:: DATA LINES
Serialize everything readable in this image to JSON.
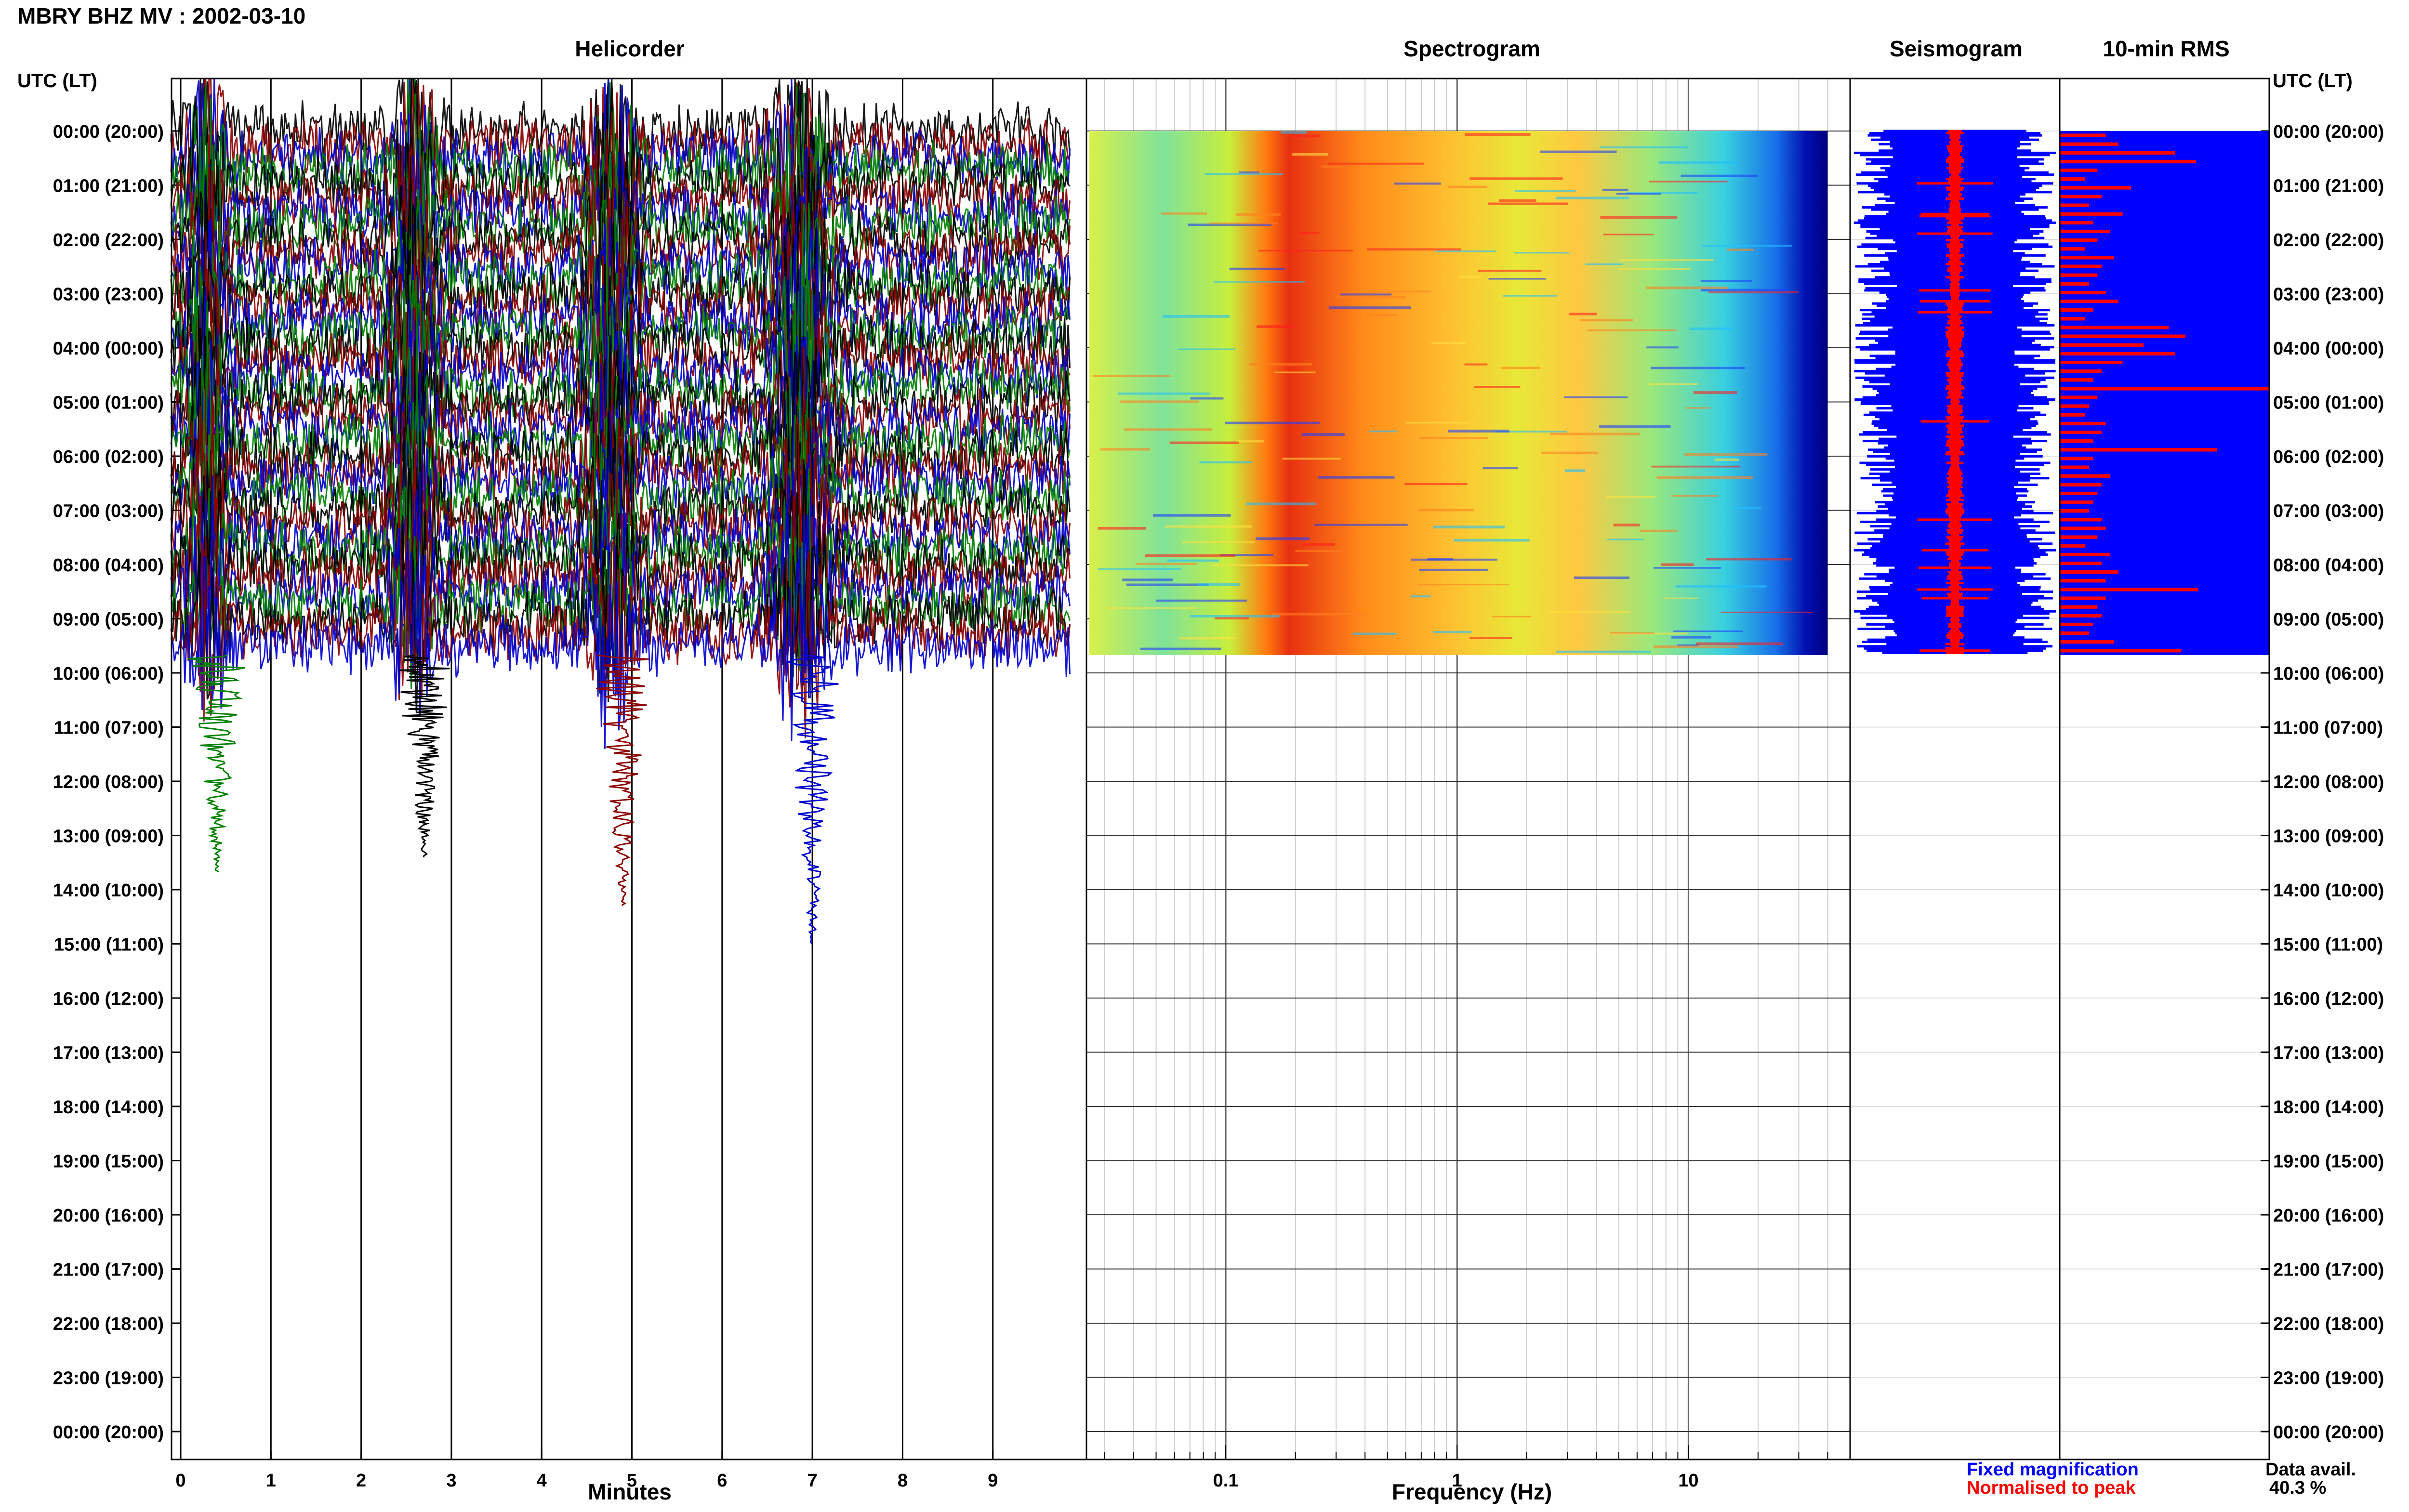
{
  "title": "MBRY BHZ MV : 2002-03-10",
  "panels": {
    "helicorder": "Helicorder",
    "spectrogram": "Spectrogram",
    "seismogram": "Seismogram",
    "rms": "10-min RMS"
  },
  "utc_header": "UTC (LT)",
  "x_labels": {
    "helicorder": "Minutes",
    "spectrogram": "Frequency (Hz)"
  },
  "legend": {
    "fixed": "Fixed magnification",
    "normalised": "Normalised to peak",
    "fixed_color": "#0000ff",
    "normalised_color": "#ff0000"
  },
  "availability": {
    "label": "Data avail.",
    "value": "40.3 %"
  },
  "colors": {
    "trace_colors": [
      "#000000",
      "#8b0000",
      "#0000cd",
      "#008000"
    ],
    "rms_fixed": "#0000ff",
    "rms_normalised": "#ff0000"
  },
  "chart_data": [
    {
      "type": "line",
      "title": "Helicorder",
      "xlabel": "Minutes",
      "x_ticks": [
        "0",
        "1",
        "2",
        "3",
        "4",
        "5",
        "6",
        "7",
        "8",
        "9"
      ],
      "xlim": [
        0,
        10
      ],
      "y_ticks": [
        "00:00 (20:00)",
        "01:00 (21:00)",
        "02:00 (22:00)",
        "03:00 (23:00)",
        "04:00 (00:00)",
        "05:00 (01:00)",
        "06:00 (02:00)",
        "07:00 (03:00)",
        "08:00 (04:00)",
        "09:00 (05:00)",
        "10:00 (06:00)",
        "11:00 (07:00)",
        "12:00 (08:00)",
        "13:00 (09:00)",
        "14:00 (10:00)",
        "15:00 (11:00)",
        "16:00 (12:00)",
        "17:00 (13:00)",
        "18:00 (14:00)",
        "19:00 (15:00)",
        "20:00 (16:00)",
        "21:00 (17:00)",
        "22:00 (18:00)",
        "23:00 (19:00)",
        "00:00 (20:00)"
      ],
      "data_until_hour": 9.67,
      "large_events_minutes": [
        0.4,
        2.7,
        4.9,
        7.0
      ]
    },
    {
      "type": "heatmap",
      "title": "Spectrogram",
      "xlabel": "Frequency (Hz)",
      "x_scale": "log",
      "x_ticks": [
        "0.1",
        "1",
        "10"
      ],
      "xlim": [
        0.025,
        50
      ],
      "data_until_hour": 9.67,
      "colormap": "jet"
    },
    {
      "type": "line",
      "title": "Seismogram",
      "data_until_hour": 9.67,
      "series": [
        {
          "name": "Fixed magnification",
          "color": "#0000ff"
        },
        {
          "name": "Normalised to peak",
          "color": "#ff0000"
        }
      ]
    },
    {
      "type": "bar",
      "title": "10-min RMS",
      "orientation": "horizontal",
      "data_until_hour": 9.67,
      "series": [
        {
          "name": "Fixed magnification",
          "color": "#0000ff"
        },
        {
          "name": "Normalised to peak",
          "color": "#ff0000"
        }
      ],
      "normalised_values": [
        0.22,
        0.28,
        0.55,
        0.65,
        0.18,
        0.12,
        0.34,
        0.2,
        0.14,
        0.3,
        0.16,
        0.24,
        0.18,
        0.12,
        0.26,
        0.2,
        0.18,
        0.14,
        0.22,
        0.28,
        0.16,
        0.12,
        0.52,
        0.6,
        0.4,
        0.55,
        0.3,
        0.2,
        0.16,
        1.0,
        0.18,
        0.14,
        0.12,
        0.22,
        0.2,
        0.16,
        0.75,
        0.16,
        0.14,
        0.24,
        0.2,
        0.18,
        0.16,
        0.14,
        0.2,
        0.22,
        0.18,
        0.12,
        0.24,
        0.2,
        0.28,
        0.22,
        0.66,
        0.22,
        0.18,
        0.2,
        0.16,
        0.14,
        0.26,
        0.58
      ]
    }
  ]
}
::::
YOUR INSTRUCTIONS: Print the records word for word and exclude any picture they hold.

EXERCISE OUTPUT:
Serialize everything readable in this image to JSON.
{
  "title": "MBRY BHZ MV : 2002-03-10",
  "panels": {
    "helicorder": "Helicorder",
    "spectrogram": "Spectrogram",
    "seismogram": "Seismogram",
    "rms": "10-min RMS"
  },
  "utc_header": "UTC (LT)",
  "x_labels": {
    "helicorder": "Minutes",
    "spectrogram": "Frequency (Hz)"
  },
  "legend": {
    "fixed": "Fixed magnification",
    "normalised": "Normalised to peak",
    "fixed_color": "#0000ff",
    "normalised_color": "#ff0000"
  },
  "availability": {
    "label": "Data avail.",
    "value": "40.3 %"
  },
  "colors": {
    "trace_colors": [
      "#000000",
      "#8b0000",
      "#0000cd",
      "#008000"
    ],
    "rms_fixed": "#0000ff",
    "rms_normalised": "#ff0000"
  },
  "chart_data": [
    {
      "type": "line",
      "title": "Helicorder",
      "xlabel": "Minutes",
      "x_ticks": [
        "0",
        "1",
        "2",
        "3",
        "4",
        "5",
        "6",
        "7",
        "8",
        "9"
      ],
      "xlim": [
        0,
        10
      ],
      "y_ticks": [
        "00:00 (20:00)",
        "01:00 (21:00)",
        "02:00 (22:00)",
        "03:00 (23:00)",
        "04:00 (00:00)",
        "05:00 (01:00)",
        "06:00 (02:00)",
        "07:00 (03:00)",
        "08:00 (04:00)",
        "09:00 (05:00)",
        "10:00 (06:00)",
        "11:00 (07:00)",
        "12:00 (08:00)",
        "13:00 (09:00)",
        "14:00 (10:00)",
        "15:00 (11:00)",
        "16:00 (12:00)",
        "17:00 (13:00)",
        "18:00 (14:00)",
        "19:00 (15:00)",
        "20:00 (16:00)",
        "21:00 (17:00)",
        "22:00 (18:00)",
        "23:00 (19:00)",
        "00:00 (20:00)"
      ],
      "data_until_hour": 9.67,
      "large_events_minutes": [
        0.4,
        2.7,
        4.9,
        7.0
      ]
    },
    {
      "type": "heatmap",
      "title": "Spectrogram",
      "xlabel": "Frequency (Hz)",
      "x_scale": "log",
      "x_ticks": [
        "0.1",
        "1",
        "10"
      ],
      "xlim": [
        0.025,
        50
      ],
      "data_until_hour": 9.67,
      "colormap": "jet"
    },
    {
      "type": "line",
      "title": "Seismogram",
      "data_until_hour": 9.67,
      "series": [
        {
          "name": "Fixed magnification",
          "color": "#0000ff"
        },
        {
          "name": "Normalised to peak",
          "color": "#ff0000"
        }
      ]
    },
    {
      "type": "bar",
      "title": "10-min RMS",
      "orientation": "horizontal",
      "data_until_hour": 9.67,
      "series": [
        {
          "name": "Fixed magnification",
          "color": "#0000ff"
        },
        {
          "name": "Normalised to peak",
          "color": "#ff0000"
        }
      ],
      "normalised_values": [
        0.22,
        0.28,
        0.55,
        0.65,
        0.18,
        0.12,
        0.34,
        0.2,
        0.14,
        0.3,
        0.16,
        0.24,
        0.18,
        0.12,
        0.26,
        0.2,
        0.18,
        0.14,
        0.22,
        0.28,
        0.16,
        0.12,
        0.52,
        0.6,
        0.4,
        0.55,
        0.3,
        0.2,
        0.16,
        1.0,
        0.18,
        0.14,
        0.12,
        0.22,
        0.2,
        0.16,
        0.75,
        0.16,
        0.14,
        0.24,
        0.2,
        0.18,
        0.16,
        0.14,
        0.2,
        0.22,
        0.18,
        0.12,
        0.24,
        0.2,
        0.28,
        0.22,
        0.66,
        0.22,
        0.18,
        0.2,
        0.16,
        0.14,
        0.26,
        0.58
      ]
    }
  ]
}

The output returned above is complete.